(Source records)

┄┄┄┄┄┄┄┄┄┄

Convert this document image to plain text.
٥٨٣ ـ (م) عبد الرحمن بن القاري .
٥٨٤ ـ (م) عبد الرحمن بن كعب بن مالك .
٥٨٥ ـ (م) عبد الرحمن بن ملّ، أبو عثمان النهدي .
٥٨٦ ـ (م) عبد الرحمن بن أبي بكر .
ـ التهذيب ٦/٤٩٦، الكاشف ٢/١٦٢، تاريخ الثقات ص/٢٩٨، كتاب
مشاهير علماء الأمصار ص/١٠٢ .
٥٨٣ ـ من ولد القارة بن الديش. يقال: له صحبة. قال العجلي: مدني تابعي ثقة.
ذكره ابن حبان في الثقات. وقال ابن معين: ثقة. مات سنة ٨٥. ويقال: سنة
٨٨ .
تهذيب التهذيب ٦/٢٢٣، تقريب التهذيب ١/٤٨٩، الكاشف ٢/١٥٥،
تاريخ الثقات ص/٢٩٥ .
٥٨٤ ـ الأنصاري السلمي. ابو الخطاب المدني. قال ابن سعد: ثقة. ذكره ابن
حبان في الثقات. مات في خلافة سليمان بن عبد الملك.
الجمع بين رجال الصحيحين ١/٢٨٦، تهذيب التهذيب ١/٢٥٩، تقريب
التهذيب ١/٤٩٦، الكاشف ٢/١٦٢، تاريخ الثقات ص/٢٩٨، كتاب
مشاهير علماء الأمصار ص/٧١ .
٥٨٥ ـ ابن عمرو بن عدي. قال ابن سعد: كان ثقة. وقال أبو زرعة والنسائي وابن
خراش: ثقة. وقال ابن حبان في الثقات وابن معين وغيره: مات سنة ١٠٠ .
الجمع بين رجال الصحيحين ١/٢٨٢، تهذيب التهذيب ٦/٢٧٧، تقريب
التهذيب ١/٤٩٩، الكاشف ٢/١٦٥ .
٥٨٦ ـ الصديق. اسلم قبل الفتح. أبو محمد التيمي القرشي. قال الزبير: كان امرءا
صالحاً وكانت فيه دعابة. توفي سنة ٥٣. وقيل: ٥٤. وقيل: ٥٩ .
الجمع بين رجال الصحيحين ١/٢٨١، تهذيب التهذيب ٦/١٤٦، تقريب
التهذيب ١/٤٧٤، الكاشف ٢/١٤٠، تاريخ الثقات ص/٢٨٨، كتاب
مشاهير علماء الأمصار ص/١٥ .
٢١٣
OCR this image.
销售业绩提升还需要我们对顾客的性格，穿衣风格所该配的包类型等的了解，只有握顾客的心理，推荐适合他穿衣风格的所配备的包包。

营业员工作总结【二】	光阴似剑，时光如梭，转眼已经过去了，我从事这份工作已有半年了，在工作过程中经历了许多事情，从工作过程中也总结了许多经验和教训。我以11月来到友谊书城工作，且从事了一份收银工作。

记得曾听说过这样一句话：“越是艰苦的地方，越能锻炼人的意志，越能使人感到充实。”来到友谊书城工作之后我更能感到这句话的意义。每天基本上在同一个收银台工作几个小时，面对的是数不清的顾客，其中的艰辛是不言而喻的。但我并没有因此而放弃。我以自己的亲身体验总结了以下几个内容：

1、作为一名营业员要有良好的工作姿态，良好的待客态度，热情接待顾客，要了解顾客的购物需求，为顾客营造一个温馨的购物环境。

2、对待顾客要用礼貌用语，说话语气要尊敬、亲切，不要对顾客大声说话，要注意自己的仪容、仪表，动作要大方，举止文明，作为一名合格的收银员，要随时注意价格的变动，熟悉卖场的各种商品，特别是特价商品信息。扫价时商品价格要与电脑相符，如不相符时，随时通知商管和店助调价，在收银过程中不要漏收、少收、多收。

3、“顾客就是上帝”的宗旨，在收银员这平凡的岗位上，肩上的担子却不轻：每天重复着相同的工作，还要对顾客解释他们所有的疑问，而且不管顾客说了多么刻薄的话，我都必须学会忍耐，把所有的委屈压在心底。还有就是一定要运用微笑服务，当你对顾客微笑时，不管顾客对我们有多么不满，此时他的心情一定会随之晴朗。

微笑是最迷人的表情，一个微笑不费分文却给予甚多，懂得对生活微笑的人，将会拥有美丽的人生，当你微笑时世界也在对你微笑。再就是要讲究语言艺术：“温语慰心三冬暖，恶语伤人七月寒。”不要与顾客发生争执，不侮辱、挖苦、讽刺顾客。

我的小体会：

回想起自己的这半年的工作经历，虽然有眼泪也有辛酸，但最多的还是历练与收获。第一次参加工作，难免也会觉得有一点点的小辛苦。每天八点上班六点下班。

┄┄┄┄┄┄┄┄┄┄

§ WHAT TO PRODUCE: From the line containing "OCR this image." down to the last line, reproduce the records exactly. Include both ends.

§ SOLUTION FOR THIS TASK:
OCR this image.
销售业绩提升还需要我们对顾客的性格，穿衣风格所该配的包类型等的了解，只有握顾客的心理，推荐适合他穿衣风格的所配备的包包。

营业员工作总结【二】	光阴似剑，时光如梭，转眼已经过去了，我从事这份工作已有半年了，在工作过程中经历了许多事情，从工作过程中也总结了许多经验和教训。我以11月来到友谊书城工作，且从事了一份收银工作。

记得曾听说过这样一句话：“越是艰苦的地方，越能锻炼人的意志，越能使人感到充实。”来到友谊书城工作之后我更能感到这句话的意义。每天基本上在同一个收银台工作几个小时，面对的是数不清的顾客，其中的艰辛是不言而喻的。但我并没有因此而放弃。我以自己的亲身体验总结了以下几个内容：

1、作为一名营业员要有良好的工作姿态，良好的待客态度，热情接待顾客，要了解顾客的购物需求，为顾客营造一个温馨的购物环境。

2、对待顾客要用礼貌用语，说话语气要尊敬、亲切，不要对顾客大声说话，要注意自己的仪容、仪表，动作要大方，举止文明，作为一名合格的收银员，要随时注意价格的变动，熟悉卖场的各种商品，特别是特价商品信息。扫价时商品价格要与电脑相符，如不相符时，随时通知商管和店助调价，在收银过程中不要漏收、少收、多收。

3、“顾客就是上帝”的宗旨，在收银员这平凡的岗位上，肩上的担子却不轻：每天重复着相同的工作，还要对顾客解释他们所有的疑问，而且不管顾客说了多么刻薄的话，我都必须学会忍耐，把所有的委屈压在心底。还有就是一定要运用微笑服务，当你对顾客微笑时，不管顾客对我们有多么不满，此时他的心情一定会随之晴朗。

微笑是最迷人的表情，一个微笑不费分文却给予甚多，懂得对生活微笑的人，将会拥有美丽的人生，当你微笑时世界也在对你微笑。再就是要讲究语言艺术：“温语慰心三冬暖，恶语伤人七月寒。”不要与顾客发生争执，不侮辱、挖苦、讽刺顾客。

我的小体会：

回想起自己的这半年的工作经历，虽然有眼泪也有辛酸，但最多的还是历练与收获。第一次参加工作，难免也会觉得有一点点的小辛苦。每天八点上班六点下班。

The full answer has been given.